### Task to carry out
Without the pictures, set down the records below word for word.

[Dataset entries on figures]

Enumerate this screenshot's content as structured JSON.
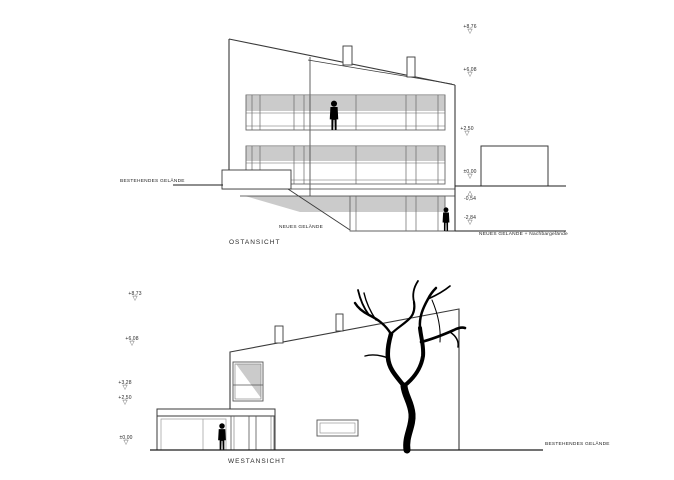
{
  "sheet": {
    "type": "architectural elevation drawings"
  },
  "glyphs": {
    "triangle_down": "▽",
    "triangle_up": "△"
  },
  "colors": {
    "background": "#ffffff",
    "line": "#444444",
    "shadow": "#cccccc",
    "silhouette": "#000000"
  },
  "east": {
    "title": "OSTANSICHT",
    "existing_ground_label": "BESTEHENDES GELÄNDE",
    "new_ground_label": "NEUES GELÄNDE",
    "new_ground_neighbor_label": "NEUES GELÄNDE + Nachbargelände",
    "markers": [
      {
        "value": "+8,76",
        "direction": "down"
      },
      {
        "value": "+6,08",
        "direction": "down"
      },
      {
        "value": "+2,50",
        "direction": "down"
      },
      {
        "value": "±0,00",
        "direction": "down"
      },
      {
        "value": "-0,54",
        "direction": "up"
      },
      {
        "value": "-2,84",
        "direction": "down"
      }
    ]
  },
  "west": {
    "title": "WESTANSICHT",
    "existing_ground_label": "BESTEHENDES GELÄNDE",
    "markers": [
      {
        "value": "+8,73",
        "direction": "down"
      },
      {
        "value": "+6,08",
        "direction": "down"
      },
      {
        "value": "+3,28",
        "direction": "down"
      },
      {
        "value": "+2,50",
        "direction": "down"
      },
      {
        "value": "±0,00",
        "direction": "down"
      }
    ]
  }
}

### The reply
Enumerate this screenshot's content as structured JSON.
{
  "sheet": {
    "type": "architectural elevation drawings"
  },
  "glyphs": {
    "triangle_down": "▽",
    "triangle_up": "△"
  },
  "colors": {
    "background": "#ffffff",
    "line": "#444444",
    "shadow": "#cccccc",
    "silhouette": "#000000"
  },
  "east": {
    "title": "OSTANSICHT",
    "existing_ground_label": "BESTEHENDES GELÄNDE",
    "new_ground_label": "NEUES GELÄNDE",
    "new_ground_neighbor_label": "NEUES GELÄNDE + Nachbargelände",
    "markers": [
      {
        "value": "+8,76",
        "direction": "down"
      },
      {
        "value": "+6,08",
        "direction": "down"
      },
      {
        "value": "+2,50",
        "direction": "down"
      },
      {
        "value": "±0,00",
        "direction": "down"
      },
      {
        "value": "-0,54",
        "direction": "up"
      },
      {
        "value": "-2,84",
        "direction": "down"
      }
    ]
  },
  "west": {
    "title": "WESTANSICHT",
    "existing_ground_label": "BESTEHENDES GELÄNDE",
    "markers": [
      {
        "value": "+8,73",
        "direction": "down"
      },
      {
        "value": "+6,08",
        "direction": "down"
      },
      {
        "value": "+3,28",
        "direction": "down"
      },
      {
        "value": "+2,50",
        "direction": "down"
      },
      {
        "value": "±0,00",
        "direction": "down"
      }
    ]
  }
}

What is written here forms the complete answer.